---- Entries provided
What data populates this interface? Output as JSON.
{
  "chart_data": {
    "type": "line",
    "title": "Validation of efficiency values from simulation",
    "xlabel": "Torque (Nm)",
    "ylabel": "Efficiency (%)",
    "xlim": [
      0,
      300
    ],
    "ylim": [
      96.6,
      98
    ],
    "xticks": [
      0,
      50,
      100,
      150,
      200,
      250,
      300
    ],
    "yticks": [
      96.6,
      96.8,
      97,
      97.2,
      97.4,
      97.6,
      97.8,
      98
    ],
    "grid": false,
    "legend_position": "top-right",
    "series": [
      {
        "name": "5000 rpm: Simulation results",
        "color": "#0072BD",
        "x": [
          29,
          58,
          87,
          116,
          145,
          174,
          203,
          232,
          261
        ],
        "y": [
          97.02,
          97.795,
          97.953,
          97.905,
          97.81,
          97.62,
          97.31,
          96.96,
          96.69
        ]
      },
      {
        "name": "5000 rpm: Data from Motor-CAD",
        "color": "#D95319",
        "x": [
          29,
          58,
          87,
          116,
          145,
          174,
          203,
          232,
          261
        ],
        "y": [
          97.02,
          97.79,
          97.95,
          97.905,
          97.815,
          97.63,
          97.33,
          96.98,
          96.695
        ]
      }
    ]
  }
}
--------
---- Entries provided
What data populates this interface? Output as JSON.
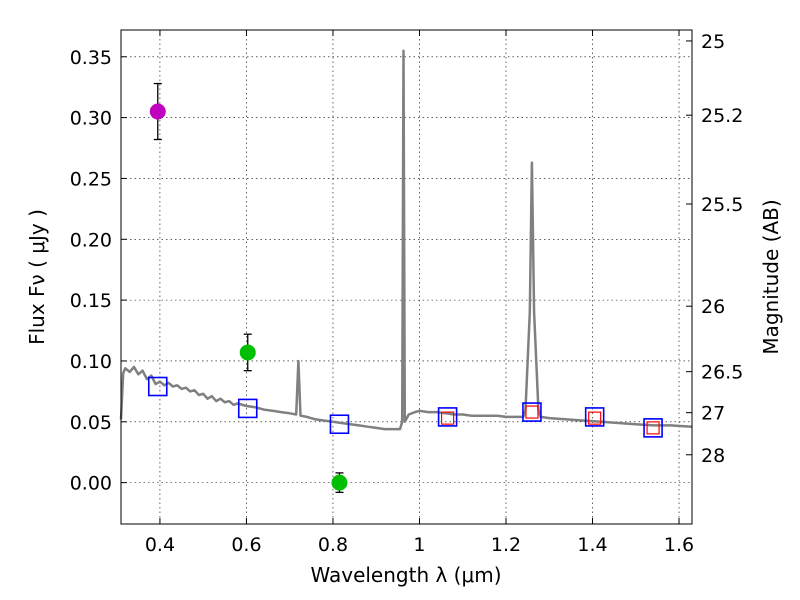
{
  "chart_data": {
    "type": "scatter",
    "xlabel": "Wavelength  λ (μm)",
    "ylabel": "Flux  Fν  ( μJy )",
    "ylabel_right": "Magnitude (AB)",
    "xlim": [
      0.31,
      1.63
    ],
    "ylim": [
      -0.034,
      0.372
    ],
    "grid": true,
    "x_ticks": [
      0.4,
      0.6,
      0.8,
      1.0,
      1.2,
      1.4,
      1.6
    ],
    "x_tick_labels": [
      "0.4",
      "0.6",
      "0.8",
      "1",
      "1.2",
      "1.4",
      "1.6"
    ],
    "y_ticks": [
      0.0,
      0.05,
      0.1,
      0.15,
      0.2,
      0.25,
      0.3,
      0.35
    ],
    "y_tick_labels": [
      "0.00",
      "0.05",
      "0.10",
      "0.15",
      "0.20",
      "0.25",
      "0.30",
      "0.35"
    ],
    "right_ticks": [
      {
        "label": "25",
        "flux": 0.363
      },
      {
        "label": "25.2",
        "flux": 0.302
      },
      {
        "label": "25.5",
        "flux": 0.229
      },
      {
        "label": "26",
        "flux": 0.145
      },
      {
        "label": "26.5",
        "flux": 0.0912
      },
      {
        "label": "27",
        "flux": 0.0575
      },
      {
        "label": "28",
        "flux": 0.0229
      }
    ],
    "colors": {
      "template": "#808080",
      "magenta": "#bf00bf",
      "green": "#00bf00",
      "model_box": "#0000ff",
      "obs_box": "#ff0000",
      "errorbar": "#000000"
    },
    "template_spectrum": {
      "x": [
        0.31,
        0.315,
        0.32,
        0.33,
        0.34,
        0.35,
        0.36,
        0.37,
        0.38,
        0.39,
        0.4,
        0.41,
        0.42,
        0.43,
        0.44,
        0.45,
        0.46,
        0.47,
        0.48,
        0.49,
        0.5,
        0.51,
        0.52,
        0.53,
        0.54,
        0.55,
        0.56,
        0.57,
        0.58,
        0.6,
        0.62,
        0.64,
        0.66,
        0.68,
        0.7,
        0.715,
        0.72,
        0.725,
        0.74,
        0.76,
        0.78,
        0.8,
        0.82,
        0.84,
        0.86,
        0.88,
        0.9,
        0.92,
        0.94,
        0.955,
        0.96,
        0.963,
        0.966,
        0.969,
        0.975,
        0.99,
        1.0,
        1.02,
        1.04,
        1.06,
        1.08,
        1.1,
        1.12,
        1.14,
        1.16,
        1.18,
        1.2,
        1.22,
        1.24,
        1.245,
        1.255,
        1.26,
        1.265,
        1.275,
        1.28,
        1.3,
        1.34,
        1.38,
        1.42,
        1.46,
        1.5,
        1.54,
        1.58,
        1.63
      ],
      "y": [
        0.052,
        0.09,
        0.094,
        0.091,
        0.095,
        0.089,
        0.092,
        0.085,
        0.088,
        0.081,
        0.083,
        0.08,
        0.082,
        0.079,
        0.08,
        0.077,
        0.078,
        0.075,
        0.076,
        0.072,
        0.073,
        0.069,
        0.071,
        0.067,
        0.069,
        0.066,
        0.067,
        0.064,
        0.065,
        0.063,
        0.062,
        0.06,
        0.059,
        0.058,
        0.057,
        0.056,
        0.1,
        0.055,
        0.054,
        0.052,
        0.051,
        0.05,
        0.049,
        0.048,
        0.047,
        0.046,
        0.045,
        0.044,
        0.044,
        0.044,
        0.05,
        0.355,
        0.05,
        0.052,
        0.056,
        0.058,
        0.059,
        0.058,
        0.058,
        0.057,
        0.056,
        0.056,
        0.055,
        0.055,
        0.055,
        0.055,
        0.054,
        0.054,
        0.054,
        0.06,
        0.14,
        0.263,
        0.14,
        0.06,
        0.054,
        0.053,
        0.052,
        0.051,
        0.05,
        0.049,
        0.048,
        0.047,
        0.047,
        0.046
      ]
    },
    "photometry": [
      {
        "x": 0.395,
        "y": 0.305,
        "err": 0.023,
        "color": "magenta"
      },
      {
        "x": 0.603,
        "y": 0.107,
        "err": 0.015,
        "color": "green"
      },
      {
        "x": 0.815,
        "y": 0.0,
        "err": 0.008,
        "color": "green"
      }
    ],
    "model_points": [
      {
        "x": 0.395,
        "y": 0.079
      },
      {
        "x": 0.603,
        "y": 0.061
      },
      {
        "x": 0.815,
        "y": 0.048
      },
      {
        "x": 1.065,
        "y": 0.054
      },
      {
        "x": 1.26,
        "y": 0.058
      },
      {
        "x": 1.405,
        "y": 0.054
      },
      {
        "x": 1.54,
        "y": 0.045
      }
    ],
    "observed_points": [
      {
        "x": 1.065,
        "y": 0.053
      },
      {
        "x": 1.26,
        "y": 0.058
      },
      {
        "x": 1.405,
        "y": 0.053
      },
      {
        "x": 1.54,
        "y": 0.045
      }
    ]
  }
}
--------
Stated task |
Of the lines in the records, determine how many contain the word "from", and report that number alone.

Final answer |
2